§ What you should do: Copy every record below exactly.

Rows from a dataset
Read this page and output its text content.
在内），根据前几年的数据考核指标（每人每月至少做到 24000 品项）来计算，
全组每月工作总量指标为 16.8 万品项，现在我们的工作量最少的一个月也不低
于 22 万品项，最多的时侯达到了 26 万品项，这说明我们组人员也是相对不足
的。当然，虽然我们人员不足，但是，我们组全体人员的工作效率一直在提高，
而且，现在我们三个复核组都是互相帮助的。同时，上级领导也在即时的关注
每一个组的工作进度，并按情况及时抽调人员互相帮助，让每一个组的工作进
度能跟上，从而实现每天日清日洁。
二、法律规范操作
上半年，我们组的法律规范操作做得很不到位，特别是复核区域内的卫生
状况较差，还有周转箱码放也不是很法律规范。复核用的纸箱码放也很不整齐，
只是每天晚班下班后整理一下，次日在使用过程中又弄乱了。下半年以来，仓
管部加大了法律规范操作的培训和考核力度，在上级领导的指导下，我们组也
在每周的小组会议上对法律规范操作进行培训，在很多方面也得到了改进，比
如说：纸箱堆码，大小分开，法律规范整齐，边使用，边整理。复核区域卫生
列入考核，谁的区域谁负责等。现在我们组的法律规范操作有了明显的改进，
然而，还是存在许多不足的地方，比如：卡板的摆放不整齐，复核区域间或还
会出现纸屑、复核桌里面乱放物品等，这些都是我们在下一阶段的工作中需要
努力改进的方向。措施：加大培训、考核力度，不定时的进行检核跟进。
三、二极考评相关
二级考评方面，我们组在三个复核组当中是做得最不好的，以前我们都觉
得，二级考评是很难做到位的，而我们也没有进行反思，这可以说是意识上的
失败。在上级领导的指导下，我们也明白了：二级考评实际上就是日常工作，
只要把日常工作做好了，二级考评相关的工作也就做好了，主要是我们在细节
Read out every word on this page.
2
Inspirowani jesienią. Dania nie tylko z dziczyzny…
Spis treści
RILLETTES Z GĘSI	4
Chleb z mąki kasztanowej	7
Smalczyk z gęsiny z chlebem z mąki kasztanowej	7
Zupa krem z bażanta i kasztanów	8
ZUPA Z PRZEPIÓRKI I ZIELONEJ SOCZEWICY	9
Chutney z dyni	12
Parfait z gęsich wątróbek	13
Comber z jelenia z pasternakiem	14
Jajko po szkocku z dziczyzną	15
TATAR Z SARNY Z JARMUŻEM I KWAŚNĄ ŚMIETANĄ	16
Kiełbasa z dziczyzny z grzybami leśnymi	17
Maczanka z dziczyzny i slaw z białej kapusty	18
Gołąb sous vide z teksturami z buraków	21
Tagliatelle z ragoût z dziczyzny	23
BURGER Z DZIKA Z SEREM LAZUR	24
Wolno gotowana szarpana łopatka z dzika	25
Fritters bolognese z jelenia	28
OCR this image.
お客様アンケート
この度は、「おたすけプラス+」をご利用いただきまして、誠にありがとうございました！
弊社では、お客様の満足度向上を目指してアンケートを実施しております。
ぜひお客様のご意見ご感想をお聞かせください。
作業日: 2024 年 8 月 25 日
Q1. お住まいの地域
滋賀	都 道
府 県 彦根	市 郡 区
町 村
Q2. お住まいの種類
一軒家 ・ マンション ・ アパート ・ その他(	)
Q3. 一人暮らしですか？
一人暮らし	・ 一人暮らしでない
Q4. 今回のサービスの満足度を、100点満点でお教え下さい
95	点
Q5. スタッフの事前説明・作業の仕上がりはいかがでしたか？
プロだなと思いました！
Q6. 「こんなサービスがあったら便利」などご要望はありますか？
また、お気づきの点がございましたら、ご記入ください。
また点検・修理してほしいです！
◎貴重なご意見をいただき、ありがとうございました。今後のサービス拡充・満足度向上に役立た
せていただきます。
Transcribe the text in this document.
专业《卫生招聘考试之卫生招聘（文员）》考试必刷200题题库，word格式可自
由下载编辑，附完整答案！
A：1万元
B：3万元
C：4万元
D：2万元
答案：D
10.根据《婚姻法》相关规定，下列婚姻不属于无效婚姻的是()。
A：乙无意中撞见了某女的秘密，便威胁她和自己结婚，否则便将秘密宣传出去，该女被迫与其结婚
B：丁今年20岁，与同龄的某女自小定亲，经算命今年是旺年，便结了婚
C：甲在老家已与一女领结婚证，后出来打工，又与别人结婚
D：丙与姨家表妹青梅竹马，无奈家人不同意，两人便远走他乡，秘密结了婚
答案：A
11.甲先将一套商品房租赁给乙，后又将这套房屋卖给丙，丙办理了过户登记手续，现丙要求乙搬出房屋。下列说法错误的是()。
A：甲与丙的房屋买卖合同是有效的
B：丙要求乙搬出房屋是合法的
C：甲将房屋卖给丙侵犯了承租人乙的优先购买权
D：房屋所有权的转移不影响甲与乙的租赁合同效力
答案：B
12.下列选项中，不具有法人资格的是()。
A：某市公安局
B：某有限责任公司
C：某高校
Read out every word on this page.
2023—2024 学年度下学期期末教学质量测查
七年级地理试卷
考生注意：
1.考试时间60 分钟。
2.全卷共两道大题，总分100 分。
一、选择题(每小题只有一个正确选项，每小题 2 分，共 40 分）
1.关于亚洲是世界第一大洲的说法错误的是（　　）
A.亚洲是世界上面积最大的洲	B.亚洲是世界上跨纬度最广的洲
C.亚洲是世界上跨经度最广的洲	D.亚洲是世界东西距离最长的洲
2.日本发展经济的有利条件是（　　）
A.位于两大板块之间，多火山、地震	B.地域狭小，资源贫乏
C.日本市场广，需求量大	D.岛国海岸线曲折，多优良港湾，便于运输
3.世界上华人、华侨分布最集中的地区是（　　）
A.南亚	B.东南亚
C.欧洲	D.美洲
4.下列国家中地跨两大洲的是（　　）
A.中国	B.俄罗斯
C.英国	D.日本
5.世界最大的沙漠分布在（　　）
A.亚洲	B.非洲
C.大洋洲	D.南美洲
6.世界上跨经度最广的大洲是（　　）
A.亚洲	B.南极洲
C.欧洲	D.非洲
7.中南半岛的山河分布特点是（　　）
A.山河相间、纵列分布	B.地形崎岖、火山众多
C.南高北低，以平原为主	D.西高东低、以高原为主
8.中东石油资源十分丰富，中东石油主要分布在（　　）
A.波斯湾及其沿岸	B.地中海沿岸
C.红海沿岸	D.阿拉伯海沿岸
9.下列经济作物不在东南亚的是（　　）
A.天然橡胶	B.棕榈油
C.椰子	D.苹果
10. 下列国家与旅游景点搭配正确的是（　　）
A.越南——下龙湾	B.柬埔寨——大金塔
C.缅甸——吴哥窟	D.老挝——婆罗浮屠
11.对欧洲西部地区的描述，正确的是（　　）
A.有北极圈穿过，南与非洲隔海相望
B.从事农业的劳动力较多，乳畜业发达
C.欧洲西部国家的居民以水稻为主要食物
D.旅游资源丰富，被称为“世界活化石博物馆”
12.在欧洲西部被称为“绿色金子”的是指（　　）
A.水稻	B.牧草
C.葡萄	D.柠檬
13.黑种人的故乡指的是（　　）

§ Final result:
Read this page and output its text content.
在内），根据前几年的数据考核指标（每人每月至少做到 24000 品项）来计算，
全组每月工作总量指标为 16.8 万品项，现在我们的工作量最少的一个月也不低
于 22 万品项，最多的时侯达到了 26 万品项，这说明我们组人员也是相对不足
的。当然，虽然我们人员不足，但是，我们组全体人员的工作效率一直在提高，
而且，现在我们三个复核组都是互相帮助的。同时，上级领导也在即时的关注
每一个组的工作进度，并按情况及时抽调人员互相帮助，让每一个组的工作进
度能跟上，从而实现每天日清日洁。
二、法律规范操作
上半年，我们组的法律规范操作做得很不到位，特别是复核区域内的卫生
状况较差，还有周转箱码放也不是很法律规范。复核用的纸箱码放也很不整齐，
只是每天晚班下班后整理一下，次日在使用过程中又弄乱了。下半年以来，仓
管部加大了法律规范操作的培训和考核力度，在上级领导的指导下，我们组也
在每周的小组会议上对法律规范操作进行培训，在很多方面也得到了改进，比
如说：纸箱堆码，大小分开，法律规范整齐，边使用，边整理。复核区域卫生
列入考核，谁的区域谁负责等。现在我们组的法律规范操作有了明显的改进，
然而，还是存在许多不足的地方，比如：卡板的摆放不整齐，复核区域间或还
会出现纸屑、复核桌里面乱放物品等，这些都是我们在下一阶段的工作中需要
努力改进的方向。措施：加大培训、考核力度，不定时的进行检核跟进。
三、二极考评相关
二级考评方面，我们组在三个复核组当中是做得最不好的，以前我们都觉
得，二级考评是很难做到位的，而我们也没有进行反思，这可以说是意识上的
失败。在上级领导的指导下，我们也明白了：二级考评实际上就是日常工作，
只要把日常工作做好了，二级考评相关的工作也就做好了，主要是我们在细节
Read out every word on this page.
2
Inspirowani jesienią. Dania nie tylko z dziczyzny…
Spis treści
RILLETTES Z GĘSI	4
Chleb z mąki kasztanowej	7
Smalczyk z gęsiny z chlebem z mąki kasztanowej	7
Zupa krem z bażanta i kasztanów	8
ZUPA Z PRZEPIÓRKI I ZIELONEJ SOCZEWICY	9
Chutney z dyni	12
Parfait z gęsich wątróbek	13
Comber z jelenia z pasternakiem	14
Jajko po szkocku z dziczyzną	15
TATAR Z SARNY Z JARMUŻEM I KWAŚNĄ ŚMIETANĄ	16
Kiełbasa z dziczyzny z grzybami leśnymi	17
Maczanka z dziczyzny i slaw z białej kapusty	18
Gołąb sous vide z teksturami z buraków	21
Tagliatelle z ragoût z dziczyzny	23
BURGER Z DZIKA Z SEREM LAZUR	24
Wolno gotowana szarpana łopatka z dzika	25
Fritters bolognese z jelenia	28
OCR this image.
お客様アンケート
この度は、「おたすけプラス+」をご利用いただきまして、誠にありがとうございました！
弊社では、お客様の満足度向上を目指してアンケートを実施しております。
ぜひお客様のご意見ご感想をお聞かせください。
作業日: 2024 年 8 月 25 日
Q1. お住まいの地域
滋賀	都 道
府 県 彦根	市 郡 区
町 村
Q2. お住まいの種類
一軒家 ・ マンション ・ アパート ・ その他(	)
Q3. 一人暮らしですか？
一人暮らし	・ 一人暮らしでない
Q4. 今回のサービスの満足度を、100点満点でお教え下さい
95	点
Q5. スタッフの事前説明・作業の仕上がりはいかがでしたか？
プロだなと思いました！
Q6. 「こんなサービスがあったら便利」などご要望はありますか？
また、お気づきの点がございましたら、ご記入ください。
また点検・修理してほしいです！
◎貴重なご意見をいただき、ありがとうございました。今後のサービス拡充・満足度向上に役立た
せていただきます。
Transcribe the text in this document.
专业《卫生招聘考试之卫生招聘（文员）》考试必刷200题题库，word格式可自
由下载编辑，附完整答案！
A：1万元
B：3万元
C：4万元
D：2万元
答案：D
10.根据《婚姻法》相关规定，下列婚姻不属于无效婚姻的是()。
A：乙无意中撞见了某女的秘密，便威胁她和自己结婚，否则便将秘密宣传出去，该女被迫与其结婚
B：丁今年20岁，与同龄的某女自小定亲，经算命今年是旺年，便结了婚
C：甲在老家已与一女领结婚证，后出来打工，又与别人结婚
D：丙与姨家表妹青梅竹马，无奈家人不同意，两人便远走他乡，秘密结了婚
答案：A
11.甲先将一套商品房租赁给乙，后又将这套房屋卖给丙，丙办理了过户登记手续，现丙要求乙搬出房屋。下列说法错误的是()。
A：甲与丙的房屋买卖合同是有效的
B：丙要求乙搬出房屋是合法的
C：甲将房屋卖给丙侵犯了承租人乙的优先购买权
D：房屋所有权的转移不影响甲与乙的租赁合同效力
答案：B
12.下列选项中，不具有法人资格的是()。
A：某市公安局
B：某有限责任公司
C：某高校
Read out every word on this page.
2023—2024 学年度下学期期末教学质量测查
七年级地理试卷
考生注意：
1.考试时间60 分钟。
2.全卷共两道大题，总分100 分。
一、选择题(每小题只有一个正确选项，每小题 2 分，共 40 分）
1.关于亚洲是世界第一大洲的说法错误的是（　　）
A.亚洲是世界上面积最大的洲	B.亚洲是世界上跨纬度最广的洲
C.亚洲是世界上跨经度最广的洲	D.亚洲是世界东西距离最长的洲
2.日本发展经济的有利条件是（　　）
A.位于两大板块之间，多火山、地震	B.地域狭小，资源贫乏
C.日本市场广，需求量大	D.岛国海岸线曲折，多优良港湾，便于运输
3.世界上华人、华侨分布最集中的地区是（　　）
A.南亚	B.东南亚
C.欧洲	D.美洲
4.下列国家中地跨两大洲的是（　　）
A.中国	B.俄罗斯
C.英国	D.日本
5.世界最大的沙漠分布在（　　）
A.亚洲	B.非洲
C.大洋洲	D.南美洲
6.世界上跨经度最广的大洲是（　　）
A.亚洲	B.南极洲
C.欧洲	D.非洲
7.中南半岛的山河分布特点是（　　）
A.山河相间、纵列分布	B.地形崎岖、火山众多
C.南高北低，以平原为主	D.西高东低、以高原为主
8.中东石油资源十分丰富，中东石油主要分布在（　　）
A.波斯湾及其沿岸	B.地中海沿岸
C.红海沿岸	D.阿拉伯海沿岸
9.下列经济作物不在东南亚的是（　　）
A.天然橡胶	B.棕榈油
C.椰子	D.苹果
10. 下列国家与旅游景点搭配正确的是（　　）
A.越南——下龙湾	B.柬埔寨——大金塔
C.缅甸——吴哥窟	D.老挝——婆罗浮屠
11.对欧洲西部地区的描述，正确的是（　　）
A.有北极圈穿过，南与非洲隔海相望
B.从事农业的劳动力较多，乳畜业发达
C.欧洲西部国家的居民以水稻为主要食物
D.旅游资源丰富，被称为“世界活化石博物馆”
12.在欧洲西部被称为“绿色金子”的是指（　　）
A.水稻	B.牧草
C.葡萄	D.柠檬
13.黑种人的故乡指的是（　　）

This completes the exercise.